Figure dataset records
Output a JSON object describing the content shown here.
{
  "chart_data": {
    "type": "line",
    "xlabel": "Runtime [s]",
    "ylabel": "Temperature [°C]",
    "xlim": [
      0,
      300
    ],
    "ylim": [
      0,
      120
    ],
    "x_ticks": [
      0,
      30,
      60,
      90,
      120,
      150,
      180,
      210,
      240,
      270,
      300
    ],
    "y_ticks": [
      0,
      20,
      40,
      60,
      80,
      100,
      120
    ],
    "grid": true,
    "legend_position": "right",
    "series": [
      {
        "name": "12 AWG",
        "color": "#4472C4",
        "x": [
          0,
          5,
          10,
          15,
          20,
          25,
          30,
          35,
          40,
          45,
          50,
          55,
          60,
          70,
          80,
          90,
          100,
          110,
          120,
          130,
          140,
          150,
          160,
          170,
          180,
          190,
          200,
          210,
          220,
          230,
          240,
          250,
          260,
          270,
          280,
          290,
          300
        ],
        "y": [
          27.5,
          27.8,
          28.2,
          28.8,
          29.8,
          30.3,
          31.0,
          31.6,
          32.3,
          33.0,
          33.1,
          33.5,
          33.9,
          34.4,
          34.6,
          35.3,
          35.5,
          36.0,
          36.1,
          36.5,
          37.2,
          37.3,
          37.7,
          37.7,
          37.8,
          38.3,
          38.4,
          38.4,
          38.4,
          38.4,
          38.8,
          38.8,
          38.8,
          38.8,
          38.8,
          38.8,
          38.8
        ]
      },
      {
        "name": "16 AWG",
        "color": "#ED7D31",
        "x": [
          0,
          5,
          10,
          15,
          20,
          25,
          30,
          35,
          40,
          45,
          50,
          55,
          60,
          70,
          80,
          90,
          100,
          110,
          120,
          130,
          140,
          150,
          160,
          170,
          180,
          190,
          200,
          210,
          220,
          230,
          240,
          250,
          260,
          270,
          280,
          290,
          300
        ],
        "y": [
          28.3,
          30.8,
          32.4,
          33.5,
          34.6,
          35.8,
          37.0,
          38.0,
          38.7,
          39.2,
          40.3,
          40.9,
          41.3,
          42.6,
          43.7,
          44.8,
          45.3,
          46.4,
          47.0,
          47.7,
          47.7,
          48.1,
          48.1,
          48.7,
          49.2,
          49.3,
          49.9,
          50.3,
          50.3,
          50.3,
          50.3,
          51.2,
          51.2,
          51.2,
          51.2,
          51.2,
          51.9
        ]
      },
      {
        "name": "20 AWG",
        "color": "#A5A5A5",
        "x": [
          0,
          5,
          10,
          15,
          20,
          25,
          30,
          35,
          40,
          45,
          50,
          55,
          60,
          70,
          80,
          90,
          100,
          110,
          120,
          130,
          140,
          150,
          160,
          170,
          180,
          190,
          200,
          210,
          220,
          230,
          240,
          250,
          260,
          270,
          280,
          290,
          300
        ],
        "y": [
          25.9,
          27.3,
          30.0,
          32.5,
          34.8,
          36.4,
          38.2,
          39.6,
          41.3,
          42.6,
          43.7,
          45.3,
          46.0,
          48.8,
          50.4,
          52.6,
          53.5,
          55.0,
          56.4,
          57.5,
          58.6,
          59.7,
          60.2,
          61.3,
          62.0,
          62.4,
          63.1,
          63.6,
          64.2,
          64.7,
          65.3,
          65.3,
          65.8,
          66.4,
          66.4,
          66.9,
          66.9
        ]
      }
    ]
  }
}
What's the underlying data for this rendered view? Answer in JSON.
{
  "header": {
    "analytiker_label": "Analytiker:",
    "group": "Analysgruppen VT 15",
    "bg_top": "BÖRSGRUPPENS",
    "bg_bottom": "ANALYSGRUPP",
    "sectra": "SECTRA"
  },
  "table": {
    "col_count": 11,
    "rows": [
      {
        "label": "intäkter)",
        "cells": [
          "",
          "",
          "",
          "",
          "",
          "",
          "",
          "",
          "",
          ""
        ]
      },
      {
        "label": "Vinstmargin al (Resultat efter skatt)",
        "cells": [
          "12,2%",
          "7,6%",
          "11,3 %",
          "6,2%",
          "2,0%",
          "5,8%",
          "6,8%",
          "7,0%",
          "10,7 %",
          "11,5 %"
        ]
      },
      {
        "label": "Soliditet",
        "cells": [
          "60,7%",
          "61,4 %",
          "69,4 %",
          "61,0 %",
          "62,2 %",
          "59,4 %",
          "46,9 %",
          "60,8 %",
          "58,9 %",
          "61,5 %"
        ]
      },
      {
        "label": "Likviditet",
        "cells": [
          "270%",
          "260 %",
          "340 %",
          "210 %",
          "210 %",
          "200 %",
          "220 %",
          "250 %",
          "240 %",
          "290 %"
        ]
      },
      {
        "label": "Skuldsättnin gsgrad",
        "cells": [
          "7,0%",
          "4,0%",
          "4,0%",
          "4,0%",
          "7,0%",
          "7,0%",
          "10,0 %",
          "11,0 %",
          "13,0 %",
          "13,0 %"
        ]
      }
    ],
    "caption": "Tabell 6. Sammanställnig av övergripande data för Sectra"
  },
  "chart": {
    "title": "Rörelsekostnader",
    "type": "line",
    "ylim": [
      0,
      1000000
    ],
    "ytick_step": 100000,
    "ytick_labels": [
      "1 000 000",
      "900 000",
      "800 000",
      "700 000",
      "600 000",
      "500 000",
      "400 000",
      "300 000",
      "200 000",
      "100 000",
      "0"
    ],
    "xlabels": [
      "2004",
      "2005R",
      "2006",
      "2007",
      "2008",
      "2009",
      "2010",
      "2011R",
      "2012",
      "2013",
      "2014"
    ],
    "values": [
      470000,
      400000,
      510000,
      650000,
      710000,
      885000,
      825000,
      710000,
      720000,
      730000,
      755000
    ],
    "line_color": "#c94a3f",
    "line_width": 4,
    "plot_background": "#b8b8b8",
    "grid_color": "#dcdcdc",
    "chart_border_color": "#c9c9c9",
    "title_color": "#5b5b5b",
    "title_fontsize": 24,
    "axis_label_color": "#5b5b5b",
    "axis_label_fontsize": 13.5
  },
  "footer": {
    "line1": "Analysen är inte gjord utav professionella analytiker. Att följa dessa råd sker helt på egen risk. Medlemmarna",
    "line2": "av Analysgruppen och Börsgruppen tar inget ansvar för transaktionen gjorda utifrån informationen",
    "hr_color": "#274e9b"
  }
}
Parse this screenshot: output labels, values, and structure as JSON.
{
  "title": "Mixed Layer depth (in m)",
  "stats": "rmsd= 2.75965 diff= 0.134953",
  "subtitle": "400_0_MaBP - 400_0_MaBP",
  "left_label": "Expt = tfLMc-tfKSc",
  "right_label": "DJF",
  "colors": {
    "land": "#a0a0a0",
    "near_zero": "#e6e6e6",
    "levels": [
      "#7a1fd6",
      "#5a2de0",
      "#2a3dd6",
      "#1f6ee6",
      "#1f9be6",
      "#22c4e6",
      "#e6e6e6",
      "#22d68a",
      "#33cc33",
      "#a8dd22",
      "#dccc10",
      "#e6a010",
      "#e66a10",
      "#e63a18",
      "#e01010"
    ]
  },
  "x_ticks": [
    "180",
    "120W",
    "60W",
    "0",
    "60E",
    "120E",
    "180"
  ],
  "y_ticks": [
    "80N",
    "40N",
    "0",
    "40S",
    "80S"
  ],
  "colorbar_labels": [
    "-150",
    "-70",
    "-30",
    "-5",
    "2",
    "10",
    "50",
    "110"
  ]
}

▸ **DIRECTIONS FOR THIS TASK**
Wherever the string "values" appears in the entries above, list that line.

▸ **RESULT BELOW**
    "values": [
Parse this screenshot: output labels, values, and structure as JSON.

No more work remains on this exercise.